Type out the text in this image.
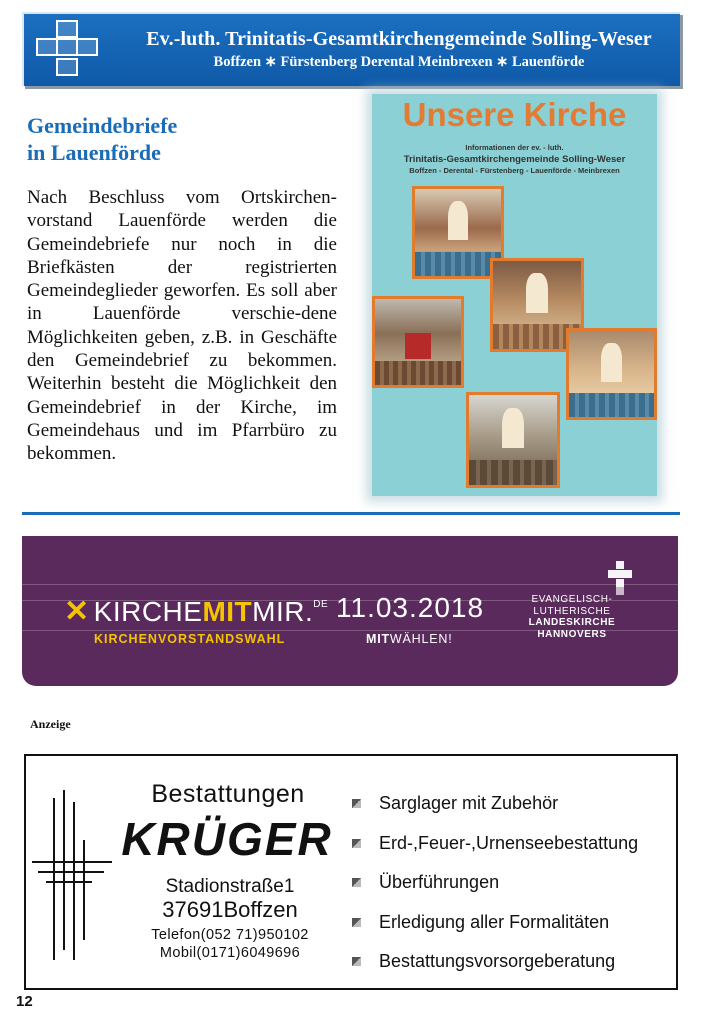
Ev.-luth. Trinitatis-Gesamtkirchengemeinde Solling-Weser
Boffzen ∗ Fürstenberg Derental Meinbrexen ∗ Lauenförde
Gemeindebriefe
in Lauenförde

Nach Beschluss vom Ortskirchen-vorstand Lauenförde werden die Gemeindebriefe nur noch in die Briefkästen der registrierten Gemeindeglieder geworfen. Es soll aber in Lauenförde verschie-dene Möglichkeiten geben, z.B. in Geschäfte den Gemeindebrief zu bekommen. Weiterhin besteht die Möglichkeit den Gemeindebrief in der Kirche, im Gemeindehaus und im Pfarrbüro zu bekommen.

Unsere Kirche
Informationen der ev. - luth.
Trinitatis-Gesamtkirchengemeinde Solling-Weser
Boffzen - Derental - Fürstenberg - Lauenförde - Meinbrexen
✕ KIRCHEMITMIR.$^{DE}$
KIRCHENVORSTANDSWAHL
11.03.2018
MITWÄHLEN!
EVANGELISCH-
LUTHERISCHE
LANDESKIRCHE
HANNOVERS
Anzeige
Bestattungen
KRÜGER
Stadionstraße1
37691Boffzen
Telefon(052 71)950102
Mobil(0171)6049696
Sarglager mit Zubehör
Erd-,Feuer-,Urnenseebestattung
Überführungen
Erledigung aller Formalitäten
Bestattungsvorsorgeberatung
12
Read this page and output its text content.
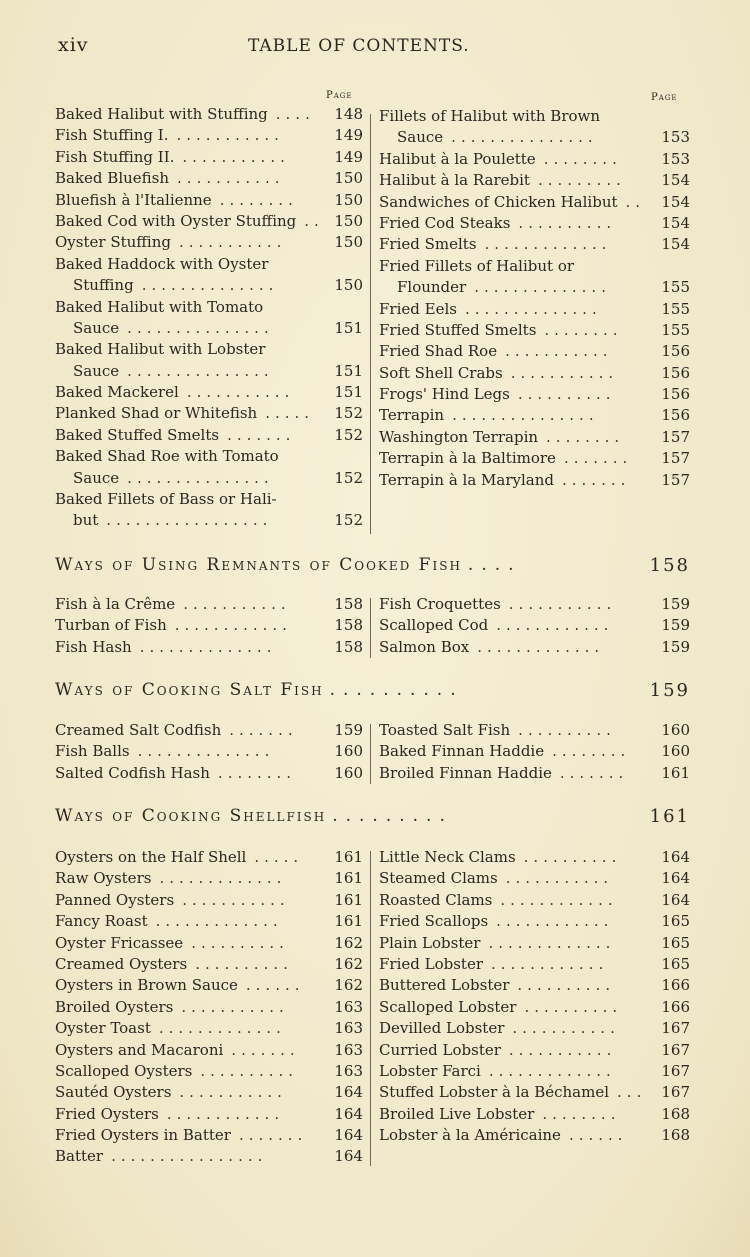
xiv	TABLE OF CONTENTS.
Page	Page
Baked Halibut with Stuffing	148
....
Fish Stuffing I.	149
...........
Fish Stuffing II.	149
...........
Baked Bluefish	150
...........
Bluefish à l'Italienne	150
........
Baked Cod with Oyster Stuffing	150
..
Oyster Stuffing	150
...........
Baked Haddock with Oyster
Stuffing	150
..............
Baked Halibut with Tomato
Sauce	151
...............
Baked Halibut with Lobster
Sauce	151
...............
Baked Mackerel	151
...........
Planked Shad or Whitefish	152
.....
Baked Stuffed Smelts	152
.......
Baked Shad Roe with Tomato
Sauce	152
...............
Baked Fillets of Bass or Hali-
but	152
.................
Fillets of Halibut with Brown
Sauce	153
...............
Halibut à la Poulette	153
........
Halibut à la Rarebit	154
.........
Sandwiches of Chicken Halibut	154
..
Fried Cod Steaks	154
..........
Fried Smelts	154
.............
Fried Fillets of Halibut or
Flounder	155
..............
Fried Eels	155
..............
Fried Stuffed Smelts	155
........
Fried Shad Roe	156
...........
Soft Shell Crabs	156
...........
Frogs' Hind Legs	156
..........
Terrapin	156
...............
Washington Terrapin	157
........
Terrapin à la Baltimore	157
.......
Terrapin à la Maryland	157
.......
Ways of Using Remnants of Cooked Fish ....	158
Fish à la Crême	158
...........
Turban of Fish	158
............
Fish Hash	158
..............
Fish Croquettes	159
...........
Scalloped Cod	159
............
Salmon Box	159
.............
Ways of Cooking Salt Fish ..........	159
Creamed Salt Codfish	159
.......
Fish Balls	160
..............
Salted Codfish Hash	160
........
Toasted Salt Fish	160
..........
Baked Finnan Haddie	160
........
Broiled Finnan Haddie	161
.......
Ways of Cooking Shellfish .........	161
Oysters on the Half Shell	161
.....
Raw Oysters	161
.............
Panned Oysters	161
...........
Fancy Roast	161
.............
Oyster Fricassee	162
..........
Creamed Oysters	162
..........
Oysters in Brown Sauce	162
......
Broiled Oysters	163
...........
Oyster Toast	163
.............
Oysters and Macaroni	163
.......
Scalloped Oysters	163
..........
Sautéd Oysters	164
...........
Fried Oysters	164
............
Fried Oysters in Batter	164
.......
Batter	164
................
Little Neck Clams	164
..........
Steamed Clams	164
...........
Roasted Clams	164
............
Fried Scallops	165
............
Plain Lobster	165
.............
Fried Lobster	165
............
Buttered Lobster	166
..........
Scalloped Lobster	166
..........
Devilled Lobster	167
...........
Curried Lobster	167
...........
Lobster Farci	167
.............
Stuffed Lobster à la Béchamel	167
...
Broiled Live Lobster	168
........
Lobster à la Américaine	168
......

--- --- ---

_WHAT YOU SHOULD DO_. Tally how many lines of the data include the word "Shad". Write the number and nothing else.

_COMPLETE OUTPUT_. 3